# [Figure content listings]

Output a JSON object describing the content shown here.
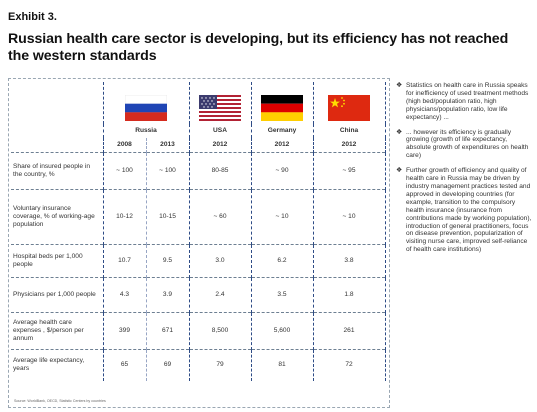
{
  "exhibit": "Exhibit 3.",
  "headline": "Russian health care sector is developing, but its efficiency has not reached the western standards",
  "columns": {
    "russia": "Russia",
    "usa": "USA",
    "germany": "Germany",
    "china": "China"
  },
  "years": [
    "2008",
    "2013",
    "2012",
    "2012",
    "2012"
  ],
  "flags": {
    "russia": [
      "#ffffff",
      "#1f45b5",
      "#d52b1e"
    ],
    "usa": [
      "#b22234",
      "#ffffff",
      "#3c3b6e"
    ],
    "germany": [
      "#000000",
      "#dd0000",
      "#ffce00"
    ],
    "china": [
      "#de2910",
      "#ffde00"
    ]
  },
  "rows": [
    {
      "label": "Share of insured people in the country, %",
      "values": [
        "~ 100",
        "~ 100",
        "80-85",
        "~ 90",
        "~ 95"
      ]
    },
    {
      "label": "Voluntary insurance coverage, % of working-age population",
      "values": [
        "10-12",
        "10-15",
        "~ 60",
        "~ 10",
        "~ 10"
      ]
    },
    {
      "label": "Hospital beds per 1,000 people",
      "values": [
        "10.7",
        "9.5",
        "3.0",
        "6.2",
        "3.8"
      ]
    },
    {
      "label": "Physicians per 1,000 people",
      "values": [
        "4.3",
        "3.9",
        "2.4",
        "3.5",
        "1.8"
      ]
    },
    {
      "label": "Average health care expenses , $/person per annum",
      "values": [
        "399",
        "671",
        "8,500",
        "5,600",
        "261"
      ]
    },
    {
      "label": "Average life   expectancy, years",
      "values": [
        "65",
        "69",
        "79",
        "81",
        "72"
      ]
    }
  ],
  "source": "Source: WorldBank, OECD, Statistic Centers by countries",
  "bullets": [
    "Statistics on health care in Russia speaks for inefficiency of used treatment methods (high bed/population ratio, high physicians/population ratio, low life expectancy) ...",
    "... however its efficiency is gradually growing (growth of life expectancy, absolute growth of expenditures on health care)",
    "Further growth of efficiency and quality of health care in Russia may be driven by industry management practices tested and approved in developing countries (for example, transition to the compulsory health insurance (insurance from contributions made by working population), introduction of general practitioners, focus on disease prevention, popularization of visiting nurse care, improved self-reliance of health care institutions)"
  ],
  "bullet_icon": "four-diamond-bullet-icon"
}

# [DIRECTIVE]
The material above holds pictures; copy everything else in it exactly.

# [RESULT OF THIS TASK]
Output a JSON object describing the content shown here.
{
  "exhibit": "Exhibit 3.",
  "headline": "Russian health care sector is developing, but its efficiency has not reached the western standards",
  "columns": {
    "russia": "Russia",
    "usa": "USA",
    "germany": "Germany",
    "china": "China"
  },
  "years": [
    "2008",
    "2013",
    "2012",
    "2012",
    "2012"
  ],
  "flags": {
    "russia": [
      "#ffffff",
      "#1f45b5",
      "#d52b1e"
    ],
    "usa": [
      "#b22234",
      "#ffffff",
      "#3c3b6e"
    ],
    "germany": [
      "#000000",
      "#dd0000",
      "#ffce00"
    ],
    "china": [
      "#de2910",
      "#ffde00"
    ]
  },
  "rows": [
    {
      "label": "Share of insured people in the country, %",
      "values": [
        "~ 100",
        "~ 100",
        "80-85",
        "~ 90",
        "~ 95"
      ]
    },
    {
      "label": "Voluntary insurance coverage, % of working-age population",
      "values": [
        "10-12",
        "10-15",
        "~ 60",
        "~ 10",
        "~ 10"
      ]
    },
    {
      "label": "Hospital beds per 1,000 people",
      "values": [
        "10.7",
        "9.5",
        "3.0",
        "6.2",
        "3.8"
      ]
    },
    {
      "label": "Physicians per 1,000 people",
      "values": [
        "4.3",
        "3.9",
        "2.4",
        "3.5",
        "1.8"
      ]
    },
    {
      "label": "Average health care expenses , $/person per annum",
      "values": [
        "399",
        "671",
        "8,500",
        "5,600",
        "261"
      ]
    },
    {
      "label": "Average life   expectancy, years",
      "values": [
        "65",
        "69",
        "79",
        "81",
        "72"
      ]
    }
  ],
  "source": "Source: WorldBank, OECD, Statistic Centers by countries",
  "bullets": [
    "Statistics on health care in Russia speaks for inefficiency of used treatment methods (high bed/population ratio, high physicians/population ratio, low life expectancy) ...",
    "... however its efficiency is gradually growing (growth of life expectancy, absolute growth of expenditures on health care)",
    "Further growth of efficiency and quality of health care in Russia may be driven by industry management practices tested and approved in developing countries (for example, transition to the compulsory health insurance (insurance from contributions made by working population), introduction of general practitioners, focus on disease prevention, popularization of visiting nurse care, improved self-reliance of health care institutions)"
  ],
  "bullet_icon": "four-diamond-bullet-icon"
}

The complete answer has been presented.